* What the exercise asks *
Return all lines in the material below that contain "grid".

* Supplied data *
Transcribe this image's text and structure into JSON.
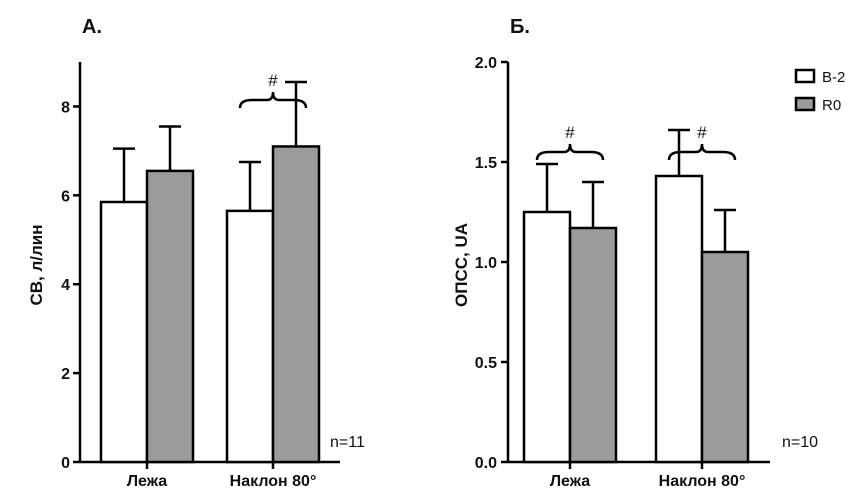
{
  "colors": {
    "B-2": "#ffffff",
    "R0": "#9b9b9b",
    "stroke": "#000000"
  },
  "legend": {
    "placement": "top-right",
    "items": [
      "B-2",
      "R0"
    ]
  },
  "chart_data": [
    {
      "type": "bar",
      "panel_label": "А.",
      "ylabel": "СВ, л/лин",
      "ylim": [
        0,
        9
      ],
      "yticks": [
        "0",
        "2",
        "4",
        "6",
        "8"
      ],
      "categories": [
        "Лежа",
        "Наклон 80°"
      ],
      "series": [
        {
          "name": "B-2",
          "values": [
            5.85,
            5.65
          ],
          "errors": [
            1.2,
            1.1
          ]
        },
        {
          "name": "R0",
          "values": [
            6.55,
            7.1
          ],
          "errors": [
            1.0,
            1.45
          ]
        }
      ],
      "annotations": [
        {
          "text": "#",
          "category": "Наклон 80°"
        }
      ],
      "note": "n=11"
    },
    {
      "type": "bar",
      "panel_label": "Б.",
      "ylabel": "ОПСС, UA",
      "ylim": [
        0,
        2.0
      ],
      "yticks": [
        "0.0",
        "0.5",
        "1.0",
        "1.5",
        "2.0"
      ],
      "categories": [
        "Лежа",
        "Наклон 80°"
      ],
      "series": [
        {
          "name": "B-2",
          "values": [
            1.25,
            1.43
          ],
          "errors": [
            0.24,
            0.23
          ]
        },
        {
          "name": "R0",
          "values": [
            1.17,
            1.05
          ],
          "errors": [
            0.23,
            0.21
          ]
        }
      ],
      "annotations": [
        {
          "text": "#",
          "category": "Лежа"
        },
        {
          "text": "#",
          "category": "Наклон 80°"
        }
      ],
      "note": "n=10"
    }
  ]
}
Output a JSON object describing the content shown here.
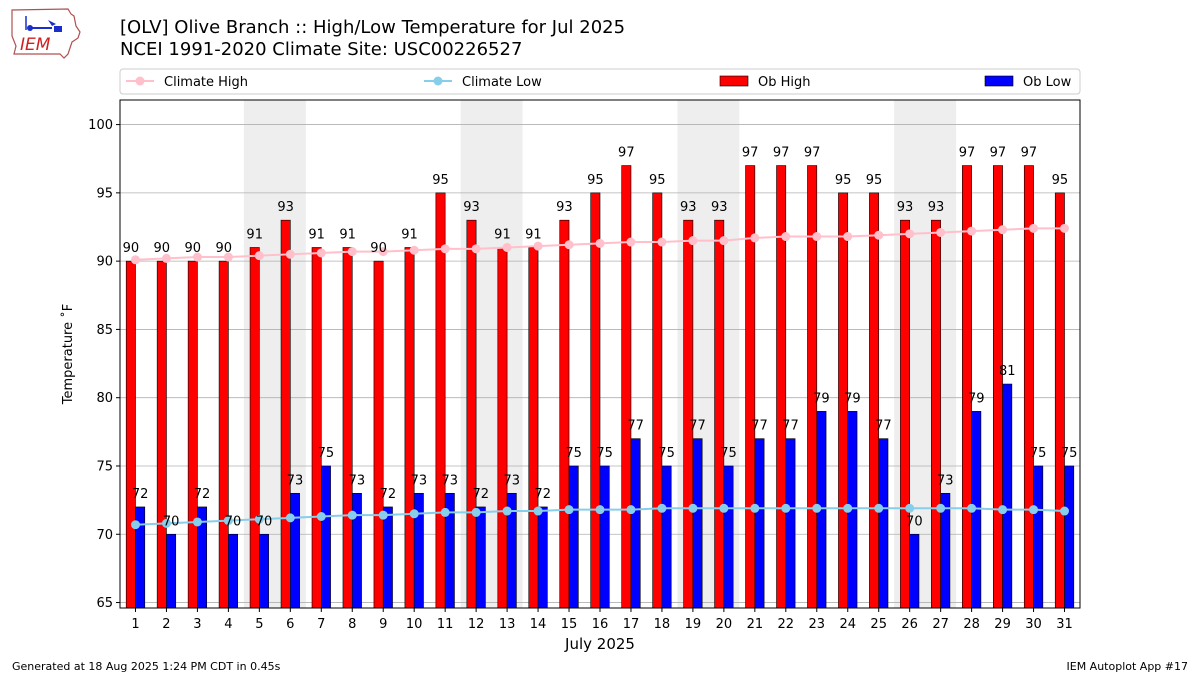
{
  "header": {
    "logo_text": "IEM",
    "title_line1": "[OLV] Olive Branch :: High/Low Temperature for Jul 2025",
    "title_line2": "NCEI 1991-2020 Climate Site: USC00226527"
  },
  "footer": {
    "generated": "Generated at 18 Aug 2025 1:24 PM CDT in 0.45s",
    "app": "IEM Autoplot App #17"
  },
  "colors": {
    "ob_high": "#ff0000",
    "ob_low": "#0000ff",
    "climate_high": "#ffc0cb",
    "climate_low": "#87ceeb",
    "weekend_shade": "#eeeeee",
    "grid": "#b0b0b0"
  },
  "chart_data": {
    "type": "bar",
    "xlabel": "July 2025",
    "ylabel": "Temperature ˚F",
    "ylim": [
      64.6,
      101.8
    ],
    "yticks": [
      65,
      70,
      75,
      80,
      85,
      90,
      95,
      100
    ],
    "grid": "horizontal",
    "legend_position": "top",
    "categories": [
      "1",
      "2",
      "3",
      "4",
      "5",
      "6",
      "7",
      "8",
      "9",
      "10",
      "11",
      "12",
      "13",
      "14",
      "15",
      "16",
      "17",
      "18",
      "19",
      "20",
      "21",
      "22",
      "23",
      "24",
      "25",
      "26",
      "27",
      "28",
      "29",
      "30",
      "31"
    ],
    "shaded_weekend_days": [
      [
        5,
        6
      ],
      [
        12,
        13
      ],
      [
        19,
        20
      ],
      [
        26,
        27
      ]
    ],
    "series": [
      {
        "name": "Ob High",
        "kind": "bar",
        "values": [
          90,
          90,
          90,
          90,
          91,
          93,
          91,
          91,
          90,
          91,
          95,
          93,
          91,
          91,
          93,
          95,
          97,
          95,
          93,
          93,
          97,
          97,
          97,
          95,
          95,
          93,
          93,
          97,
          97,
          97,
          95
        ],
        "labels": [
          "90",
          "90",
          "90",
          "90",
          "91",
          "93",
          "91",
          "91",
          "90",
          "91",
          "95",
          "93",
          "91",
          "91",
          "93",
          "95",
          "97",
          "95",
          "93",
          "93",
          "97",
          "97",
          "97",
          "95",
          "95",
          "93",
          "93",
          "97",
          "97",
          "97",
          "95"
        ]
      },
      {
        "name": "Ob Low",
        "kind": "bar",
        "values": [
          72,
          70,
          72,
          70,
          70,
          73,
          75,
          73,
          72,
          73,
          73,
          72,
          73,
          72,
          75,
          75,
          77,
          75,
          77,
          75,
          77,
          77,
          79,
          79,
          77,
          70,
          73,
          79,
          81,
          75,
          75
        ],
        "labels": [
          "72",
          "70",
          "72",
          "70",
          "70",
          "73",
          "75",
          "73",
          "72",
          "73",
          "73",
          "72",
          "73",
          "72",
          "75",
          "75",
          "77",
          "75",
          "77",
          "75",
          "77",
          "77",
          "79",
          "79",
          "77",
          "70",
          "73",
          "79",
          "81",
          "75",
          "75"
        ]
      },
      {
        "name": "Climate High",
        "kind": "line",
        "values": [
          90.1,
          90.2,
          90.3,
          90.3,
          90.4,
          90.5,
          90.6,
          90.7,
          90.7,
          90.8,
          90.9,
          90.9,
          91.0,
          91.1,
          91.2,
          91.3,
          91.4,
          91.4,
          91.5,
          91.5,
          91.7,
          91.8,
          91.8,
          91.8,
          91.9,
          92.0,
          92.1,
          92.2,
          92.3,
          92.4,
          92.4
        ]
      },
      {
        "name": "Climate Low",
        "kind": "line",
        "values": [
          70.7,
          70.8,
          70.9,
          71.0,
          71.1,
          71.2,
          71.3,
          71.4,
          71.4,
          71.5,
          71.6,
          71.6,
          71.7,
          71.7,
          71.8,
          71.8,
          71.8,
          71.9,
          71.9,
          71.9,
          71.9,
          71.9,
          71.9,
          71.9,
          71.9,
          71.9,
          71.9,
          71.9,
          71.8,
          71.8,
          71.7
        ]
      }
    ]
  }
}
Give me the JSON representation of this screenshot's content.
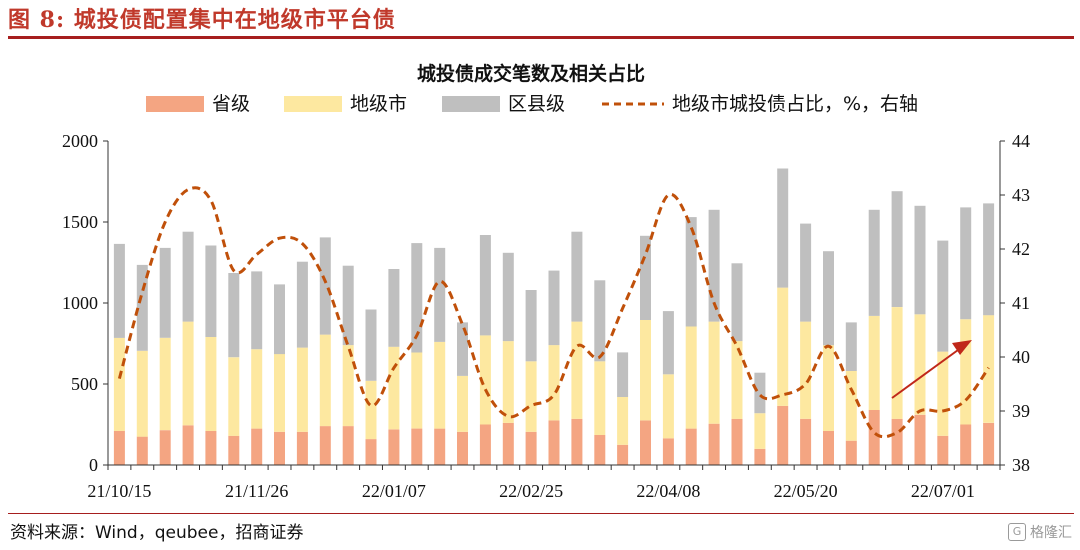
{
  "figure_title": "图 8:  城投债配置集中在地级市平台债",
  "source": "资料来源：Wind，qeubee，招商证券",
  "watermark": "格隆汇",
  "chart_data": {
    "type": "bar",
    "title": "城投债成交笔数及相关占比",
    "stacked": true,
    "x_tick_labels": [
      "21/10/15",
      "21/11/26",
      "22/01/07",
      "22/02/25",
      "22/04/08",
      "22/05/20",
      "22/07/01"
    ],
    "legend": [
      "省级",
      "地级市",
      "区县级",
      "地级市城投债占比，%，右轴"
    ],
    "legend_placement": "top",
    "y_left": {
      "min": 0,
      "max": 2000,
      "ticks": [
        0,
        500,
        1000,
        1500,
        2000
      ]
    },
    "y_right": {
      "min": 38,
      "max": 44,
      "ticks": [
        38,
        39,
        40,
        41,
        42,
        43,
        44
      ]
    },
    "colors": {
      "province": "#f4a582",
      "city": "#fde8a0",
      "county": "#bfbfbf",
      "ratio_line": "#c0500a",
      "arrow": "#c0281a"
    },
    "series": [
      {
        "name": "省级",
        "values": [
          210,
          175,
          215,
          245,
          210,
          180,
          225,
          205,
          205,
          240,
          240,
          160,
          220,
          225,
          225,
          205,
          250,
          260,
          205,
          275,
          285,
          185,
          125,
          275,
          165,
          225,
          255,
          285,
          100,
          365,
          285,
          210,
          150,
          340,
          285,
          310,
          180,
          250,
          260
        ]
      },
      {
        "name": "地级市",
        "values": [
          575,
          530,
          570,
          640,
          580,
          485,
          490,
          480,
          520,
          565,
          500,
          360,
          510,
          470,
          535,
          345,
          550,
          505,
          435,
          465,
          600,
          455,
          295,
          620,
          395,
          630,
          630,
          480,
          220,
          730,
          600,
          530,
          430,
          580,
          690,
          620,
          520,
          650,
          665
        ]
      },
      {
        "name": "区县级",
        "values": [
          580,
          530,
          555,
          555,
          565,
          520,
          480,
          430,
          530,
          600,
          490,
          440,
          480,
          675,
          580,
          330,
          620,
          545,
          440,
          460,
          555,
          500,
          275,
          520,
          390,
          675,
          690,
          480,
          250,
          735,
          605,
          580,
          300,
          655,
          715,
          670,
          685,
          690,
          690
        ]
      },
      {
        "name": "地级市城投债占比，%，右轴",
        "axis": "right",
        "values": [
          39.6,
          41.2,
          42.5,
          43.1,
          42.9,
          41.6,
          41.9,
          42.2,
          42.1,
          41.4,
          40.2,
          39.1,
          39.8,
          40.4,
          41.4,
          40.6,
          39.4,
          38.9,
          39.1,
          39.3,
          40.2,
          40.0,
          40.9,
          41.9,
          43.0,
          42.4,
          41.0,
          40.2,
          39.3,
          39.3,
          39.5,
          40.2,
          39.4,
          38.6,
          38.6,
          39.0,
          39.0,
          39.2,
          39.8
        ]
      }
    ]
  }
}
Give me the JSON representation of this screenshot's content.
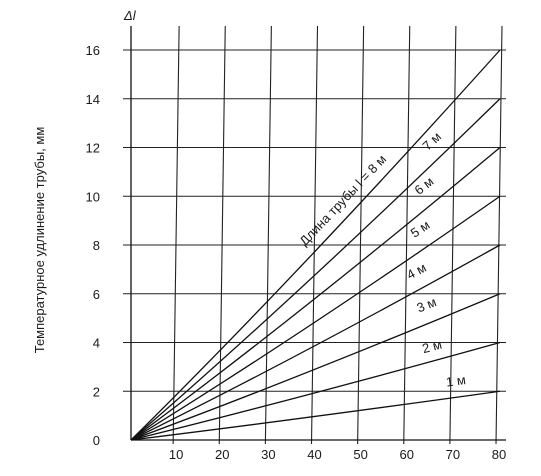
{
  "chart_data": {
    "type": "line",
    "title": "",
    "ylabel": "Температурное удлинение трубы, мм",
    "y_symbol": "Δl",
    "xlabel": "",
    "xlim": [
      0,
      80
    ],
    "ylim": [
      0,
      16
    ],
    "x_ticks": [
      10,
      20,
      30,
      40,
      50,
      60,
      70,
      80
    ],
    "y_ticks": [
      0,
      2,
      4,
      6,
      8,
      10,
      12,
      14,
      16
    ],
    "grid": true,
    "series": [
      {
        "name": "1 м",
        "x": [
          0,
          80
        ],
        "y": [
          0,
          2.0
        ]
      },
      {
        "name": "2 м",
        "x": [
          0,
          80
        ],
        "y": [
          0,
          4.0
        ]
      },
      {
        "name": "3 м",
        "x": [
          0,
          80
        ],
        "y": [
          0,
          6.0
        ]
      },
      {
        "name": "4 м",
        "x": [
          0,
          80
        ],
        "y": [
          0,
          8.0
        ]
      },
      {
        "name": "5 м",
        "x": [
          0,
          80
        ],
        "y": [
          0,
          10.0
        ]
      },
      {
        "name": "6 м",
        "x": [
          0,
          80
        ],
        "y": [
          0,
          12.0
        ]
      },
      {
        "name": "7 м",
        "x": [
          0,
          80
        ],
        "y": [
          0,
          14.0
        ]
      },
      {
        "name": "Длина трубы l = 8 м",
        "x": [
          0,
          80
        ],
        "y": [
          0,
          16.0
        ]
      }
    ]
  }
}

* Reply *
    "grid": "#b0b0b0"
    "grid": "horizontal",
    "grid": true,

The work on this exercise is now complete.